◆ **WHAT THIS TASK INVOLVES**:
Lines containing the word "dịch" need to be counted. Please reply with how many there are, and nothing else.

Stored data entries

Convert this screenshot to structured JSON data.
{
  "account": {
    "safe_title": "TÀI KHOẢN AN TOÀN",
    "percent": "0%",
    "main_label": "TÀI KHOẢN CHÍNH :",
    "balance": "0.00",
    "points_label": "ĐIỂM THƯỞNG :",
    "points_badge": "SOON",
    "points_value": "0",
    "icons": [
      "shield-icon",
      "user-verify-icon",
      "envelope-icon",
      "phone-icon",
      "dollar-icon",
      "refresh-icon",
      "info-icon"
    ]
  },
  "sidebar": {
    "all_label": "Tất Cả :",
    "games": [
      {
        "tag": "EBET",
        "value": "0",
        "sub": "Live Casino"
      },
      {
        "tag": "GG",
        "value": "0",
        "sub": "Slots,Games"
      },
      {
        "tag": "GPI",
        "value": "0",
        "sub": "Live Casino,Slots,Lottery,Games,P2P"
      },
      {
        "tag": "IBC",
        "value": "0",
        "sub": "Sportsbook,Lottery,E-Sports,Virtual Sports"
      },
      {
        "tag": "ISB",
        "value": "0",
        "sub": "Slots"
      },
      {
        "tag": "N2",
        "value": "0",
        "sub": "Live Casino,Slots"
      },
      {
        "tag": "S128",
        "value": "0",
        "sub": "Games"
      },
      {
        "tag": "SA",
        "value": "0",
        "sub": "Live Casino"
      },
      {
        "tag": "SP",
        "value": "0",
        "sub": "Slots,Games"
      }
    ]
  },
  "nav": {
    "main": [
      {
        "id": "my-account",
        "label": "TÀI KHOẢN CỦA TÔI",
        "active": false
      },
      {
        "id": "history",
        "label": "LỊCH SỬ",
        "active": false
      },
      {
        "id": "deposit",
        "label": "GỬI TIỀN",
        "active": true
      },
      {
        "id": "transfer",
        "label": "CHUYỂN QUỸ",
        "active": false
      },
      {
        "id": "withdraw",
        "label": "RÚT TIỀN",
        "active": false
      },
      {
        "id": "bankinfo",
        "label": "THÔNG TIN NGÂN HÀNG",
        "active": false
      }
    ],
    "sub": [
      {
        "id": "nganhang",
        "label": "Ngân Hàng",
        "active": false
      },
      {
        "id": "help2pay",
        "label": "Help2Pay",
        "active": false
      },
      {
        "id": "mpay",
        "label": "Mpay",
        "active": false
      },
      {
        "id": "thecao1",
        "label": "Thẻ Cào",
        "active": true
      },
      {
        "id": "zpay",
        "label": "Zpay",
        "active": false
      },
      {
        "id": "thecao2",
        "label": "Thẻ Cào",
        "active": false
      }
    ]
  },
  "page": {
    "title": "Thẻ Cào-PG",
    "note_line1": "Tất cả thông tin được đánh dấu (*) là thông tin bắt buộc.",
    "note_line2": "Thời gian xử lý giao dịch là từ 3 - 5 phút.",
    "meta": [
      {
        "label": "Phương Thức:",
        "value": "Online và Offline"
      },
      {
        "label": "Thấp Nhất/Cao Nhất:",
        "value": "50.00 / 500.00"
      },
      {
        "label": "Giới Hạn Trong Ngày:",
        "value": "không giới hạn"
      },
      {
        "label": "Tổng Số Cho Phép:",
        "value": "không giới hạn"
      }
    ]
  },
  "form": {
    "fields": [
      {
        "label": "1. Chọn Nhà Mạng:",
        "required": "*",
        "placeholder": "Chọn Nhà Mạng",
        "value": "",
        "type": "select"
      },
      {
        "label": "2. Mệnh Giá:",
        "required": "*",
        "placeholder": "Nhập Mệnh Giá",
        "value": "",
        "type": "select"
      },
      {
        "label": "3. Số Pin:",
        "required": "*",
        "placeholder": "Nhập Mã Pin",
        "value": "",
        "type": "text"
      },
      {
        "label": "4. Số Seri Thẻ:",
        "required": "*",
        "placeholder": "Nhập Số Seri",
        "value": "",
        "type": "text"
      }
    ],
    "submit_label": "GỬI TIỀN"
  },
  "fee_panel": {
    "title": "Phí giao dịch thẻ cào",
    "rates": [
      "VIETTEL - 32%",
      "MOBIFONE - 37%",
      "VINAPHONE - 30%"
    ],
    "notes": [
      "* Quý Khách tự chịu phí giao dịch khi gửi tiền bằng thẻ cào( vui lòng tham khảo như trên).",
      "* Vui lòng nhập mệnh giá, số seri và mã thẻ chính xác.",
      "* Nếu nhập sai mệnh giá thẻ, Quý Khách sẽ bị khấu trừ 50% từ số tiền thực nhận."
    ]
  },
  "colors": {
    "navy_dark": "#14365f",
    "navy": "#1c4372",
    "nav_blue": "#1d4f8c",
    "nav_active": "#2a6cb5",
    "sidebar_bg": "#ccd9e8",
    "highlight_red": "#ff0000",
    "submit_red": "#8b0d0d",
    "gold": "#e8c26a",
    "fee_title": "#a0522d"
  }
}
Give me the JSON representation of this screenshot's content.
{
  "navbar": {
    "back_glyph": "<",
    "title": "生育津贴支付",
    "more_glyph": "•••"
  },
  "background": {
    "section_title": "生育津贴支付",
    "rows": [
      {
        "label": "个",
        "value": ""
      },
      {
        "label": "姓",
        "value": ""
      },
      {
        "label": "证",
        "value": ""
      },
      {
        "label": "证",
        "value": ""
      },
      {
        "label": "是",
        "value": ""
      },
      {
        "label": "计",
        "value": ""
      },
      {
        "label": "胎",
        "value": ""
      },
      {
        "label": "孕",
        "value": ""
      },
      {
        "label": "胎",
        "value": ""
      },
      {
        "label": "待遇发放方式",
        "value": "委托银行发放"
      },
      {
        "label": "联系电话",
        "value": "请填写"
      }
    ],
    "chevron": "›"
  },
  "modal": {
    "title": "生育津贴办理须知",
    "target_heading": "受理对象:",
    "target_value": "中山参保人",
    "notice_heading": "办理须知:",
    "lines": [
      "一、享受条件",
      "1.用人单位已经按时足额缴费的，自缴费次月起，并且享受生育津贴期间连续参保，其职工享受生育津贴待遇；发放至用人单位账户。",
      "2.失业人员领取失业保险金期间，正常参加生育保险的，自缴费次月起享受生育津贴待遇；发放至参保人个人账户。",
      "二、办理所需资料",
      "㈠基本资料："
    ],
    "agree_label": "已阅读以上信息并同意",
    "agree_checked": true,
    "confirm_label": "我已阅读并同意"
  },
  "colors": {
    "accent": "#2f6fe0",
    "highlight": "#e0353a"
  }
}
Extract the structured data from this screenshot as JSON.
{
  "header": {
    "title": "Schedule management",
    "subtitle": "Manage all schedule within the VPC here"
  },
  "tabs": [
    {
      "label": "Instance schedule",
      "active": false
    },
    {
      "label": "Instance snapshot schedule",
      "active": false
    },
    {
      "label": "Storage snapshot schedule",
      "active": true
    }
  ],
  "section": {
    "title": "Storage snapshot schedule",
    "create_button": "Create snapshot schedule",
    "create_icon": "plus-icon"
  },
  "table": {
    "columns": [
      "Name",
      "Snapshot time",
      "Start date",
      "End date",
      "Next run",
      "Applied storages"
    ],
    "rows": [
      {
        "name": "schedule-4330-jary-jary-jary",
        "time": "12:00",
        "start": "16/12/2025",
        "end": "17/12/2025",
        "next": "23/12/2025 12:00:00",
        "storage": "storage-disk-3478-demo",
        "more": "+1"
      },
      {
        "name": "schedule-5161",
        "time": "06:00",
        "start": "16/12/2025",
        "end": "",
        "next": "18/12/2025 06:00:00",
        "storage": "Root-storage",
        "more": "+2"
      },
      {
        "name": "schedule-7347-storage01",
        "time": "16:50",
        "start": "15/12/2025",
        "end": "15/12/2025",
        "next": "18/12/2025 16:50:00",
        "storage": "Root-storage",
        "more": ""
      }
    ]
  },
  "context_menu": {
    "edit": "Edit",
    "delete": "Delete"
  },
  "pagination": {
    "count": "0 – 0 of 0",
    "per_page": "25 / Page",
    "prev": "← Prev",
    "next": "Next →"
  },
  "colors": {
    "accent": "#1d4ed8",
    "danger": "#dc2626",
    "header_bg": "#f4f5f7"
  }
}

◆ **TASK OUTPUT**:
3